▶ [EXERCISE AIM]: Print every record below exactly as written.

▶ [TASK INPUT]:
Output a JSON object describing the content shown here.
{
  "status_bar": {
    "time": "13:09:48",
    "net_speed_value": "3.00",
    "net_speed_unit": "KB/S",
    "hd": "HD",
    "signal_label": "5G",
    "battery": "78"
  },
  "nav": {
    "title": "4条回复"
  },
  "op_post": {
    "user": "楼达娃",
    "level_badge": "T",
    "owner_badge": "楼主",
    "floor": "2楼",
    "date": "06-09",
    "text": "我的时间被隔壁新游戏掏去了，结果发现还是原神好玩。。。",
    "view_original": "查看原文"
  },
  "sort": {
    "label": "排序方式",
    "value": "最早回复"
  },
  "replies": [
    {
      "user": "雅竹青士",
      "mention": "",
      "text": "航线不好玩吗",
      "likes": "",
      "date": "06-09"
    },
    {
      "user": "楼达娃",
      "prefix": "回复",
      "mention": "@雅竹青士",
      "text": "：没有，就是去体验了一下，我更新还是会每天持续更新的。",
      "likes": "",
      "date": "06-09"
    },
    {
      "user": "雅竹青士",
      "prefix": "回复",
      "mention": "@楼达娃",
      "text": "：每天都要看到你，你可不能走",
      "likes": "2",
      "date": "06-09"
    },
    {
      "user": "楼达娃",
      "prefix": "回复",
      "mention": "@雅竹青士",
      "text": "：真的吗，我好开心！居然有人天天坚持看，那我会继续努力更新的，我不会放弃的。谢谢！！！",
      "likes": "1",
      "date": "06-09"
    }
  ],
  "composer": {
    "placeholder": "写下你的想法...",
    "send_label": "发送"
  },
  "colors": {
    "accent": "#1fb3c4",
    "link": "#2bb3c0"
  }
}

▶ [RESPONSE TO THIS EXERCISE]:
Output a JSON object describing the content shown here.
{
  "status_bar": {
    "time": "13:09:48",
    "net_speed_value": "3.00",
    "net_speed_unit": "KB/S",
    "hd": "HD",
    "signal_label": "5G",
    "battery": "78"
  },
  "nav": {
    "title": "4条回复"
  },
  "op_post": {
    "user": "楼达娃",
    "level_badge": "T",
    "owner_badge": "楼主",
    "floor": "2楼",
    "date": "06-09",
    "text": "我的时间被隔壁新游戏掏去了，结果发现还是原神好玩。。。",
    "view_original": "查看原文"
  },
  "sort": {
    "label": "排序方式",
    "value": "最早回复"
  },
  "replies": [
    {
      "user": "雅竹青士",
      "mention": "",
      "text": "航线不好玩吗",
      "likes": "",
      "date": "06-09"
    },
    {
      "user": "楼达娃",
      "prefix": "回复",
      "mention": "@雅竹青士",
      "text": "：没有，就是去体验了一下，我更新还是会每天持续更新的。",
      "likes": "",
      "date": "06-09"
    },
    {
      "user": "雅竹青士",
      "prefix": "回复",
      "mention": "@楼达娃",
      "text": "：每天都要看到你，你可不能走",
      "likes": "2",
      "date": "06-09"
    },
    {
      "user": "楼达娃",
      "prefix": "回复",
      "mention": "@雅竹青士",
      "text": "：真的吗，我好开心！居然有人天天坚持看，那我会继续努力更新的，我不会放弃的。谢谢！！！",
      "likes": "1",
      "date": "06-09"
    }
  ],
  "composer": {
    "placeholder": "写下你的想法...",
    "send_label": "发送"
  },
  "colors": {
    "accent": "#1fb3c4",
    "link": "#2bb3c0"
  }
}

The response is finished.